--- START OF Records for this exercise ---
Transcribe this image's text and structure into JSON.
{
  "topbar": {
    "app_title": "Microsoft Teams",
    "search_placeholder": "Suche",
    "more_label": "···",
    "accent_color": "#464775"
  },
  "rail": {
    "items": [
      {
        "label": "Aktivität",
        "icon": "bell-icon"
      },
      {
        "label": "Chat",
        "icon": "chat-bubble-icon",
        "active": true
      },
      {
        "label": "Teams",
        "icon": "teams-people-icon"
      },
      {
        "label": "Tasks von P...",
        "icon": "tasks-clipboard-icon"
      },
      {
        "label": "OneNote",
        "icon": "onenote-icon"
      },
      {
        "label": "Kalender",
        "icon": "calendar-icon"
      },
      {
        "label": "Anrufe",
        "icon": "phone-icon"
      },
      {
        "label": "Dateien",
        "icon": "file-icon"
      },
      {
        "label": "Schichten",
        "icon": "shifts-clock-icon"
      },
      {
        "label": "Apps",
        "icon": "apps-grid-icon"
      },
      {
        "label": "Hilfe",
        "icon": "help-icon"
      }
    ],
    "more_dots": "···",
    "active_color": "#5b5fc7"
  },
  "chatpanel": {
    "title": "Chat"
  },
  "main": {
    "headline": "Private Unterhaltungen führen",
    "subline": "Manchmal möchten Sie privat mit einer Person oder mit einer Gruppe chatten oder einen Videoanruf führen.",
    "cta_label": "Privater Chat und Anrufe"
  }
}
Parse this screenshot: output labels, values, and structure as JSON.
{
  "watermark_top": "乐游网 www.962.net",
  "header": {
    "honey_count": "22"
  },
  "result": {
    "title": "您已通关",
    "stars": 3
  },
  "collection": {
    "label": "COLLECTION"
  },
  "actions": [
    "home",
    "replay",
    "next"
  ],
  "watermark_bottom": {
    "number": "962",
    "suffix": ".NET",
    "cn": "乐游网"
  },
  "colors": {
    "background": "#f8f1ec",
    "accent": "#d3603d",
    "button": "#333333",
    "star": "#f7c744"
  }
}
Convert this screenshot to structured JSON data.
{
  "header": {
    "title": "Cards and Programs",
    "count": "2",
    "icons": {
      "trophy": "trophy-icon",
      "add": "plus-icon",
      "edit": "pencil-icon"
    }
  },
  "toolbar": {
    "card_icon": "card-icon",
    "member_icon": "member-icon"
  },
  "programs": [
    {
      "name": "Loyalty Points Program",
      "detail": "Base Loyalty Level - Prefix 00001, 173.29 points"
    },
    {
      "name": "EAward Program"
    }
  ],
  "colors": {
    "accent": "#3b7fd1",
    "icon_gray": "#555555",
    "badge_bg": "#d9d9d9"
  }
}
--- END OF Records for this exercise ---
Description of the task: Each line in the material above must be retyped without alteration.

Completed exercise:
Transcribe this image's text and structure into JSON.
{
  "topbar": {
    "app_title": "Microsoft Teams",
    "search_placeholder": "Suche",
    "more_label": "···",
    "accent_color": "#464775"
  },
  "rail": {
    "items": [
      {
        "label": "Aktivität",
        "icon": "bell-icon"
      },
      {
        "label": "Chat",
        "icon": "chat-bubble-icon",
        "active": true
      },
      {
        "label": "Teams",
        "icon": "teams-people-icon"
      },
      {
        "label": "Tasks von P...",
        "icon": "tasks-clipboard-icon"
      },
      {
        "label": "OneNote",
        "icon": "onenote-icon"
      },
      {
        "label": "Kalender",
        "icon": "calendar-icon"
      },
      {
        "label": "Anrufe",
        "icon": "phone-icon"
      },
      {
        "label": "Dateien",
        "icon": "file-icon"
      },
      {
        "label": "Schichten",
        "icon": "shifts-clock-icon"
      },
      {
        "label": "Apps",
        "icon": "apps-grid-icon"
      },
      {
        "label": "Hilfe",
        "icon": "help-icon"
      }
    ],
    "more_dots": "···",
    "active_color": "#5b5fc7"
  },
  "chatpanel": {
    "title": "Chat"
  },
  "main": {
    "headline": "Private Unterhaltungen führen",
    "subline": "Manchmal möchten Sie privat mit einer Person oder mit einer Gruppe chatten oder einen Videoanruf führen.",
    "cta_label": "Privater Chat und Anrufe"
  }
}
Parse this screenshot: output labels, values, and structure as JSON.
{
  "watermark_top": "乐游网 www.962.net",
  "header": {
    "honey_count": "22"
  },
  "result": {
    "title": "您已通关",
    "stars": 3
  },
  "collection": {
    "label": "COLLECTION"
  },
  "actions": [
    "home",
    "replay",
    "next"
  ],
  "watermark_bottom": {
    "number": "962",
    "suffix": ".NET",
    "cn": "乐游网"
  },
  "colors": {
    "background": "#f8f1ec",
    "accent": "#d3603d",
    "button": "#333333",
    "star": "#f7c744"
  }
}
Convert this screenshot to structured JSON data.
{
  "header": {
    "title": "Cards and Programs",
    "count": "2",
    "icons": {
      "trophy": "trophy-icon",
      "add": "plus-icon",
      "edit": "pencil-icon"
    }
  },
  "toolbar": {
    "card_icon": "card-icon",
    "member_icon": "member-icon"
  },
  "programs": [
    {
      "name": "Loyalty Points Program",
      "detail": "Base Loyalty Level - Prefix 00001, 173.29 points"
    },
    {
      "name": "EAward Program"
    }
  ],
  "colors": {
    "accent": "#3b7fd1",
    "icon_gray": "#555555",
    "badge_bg": "#d9d9d9"
  }
}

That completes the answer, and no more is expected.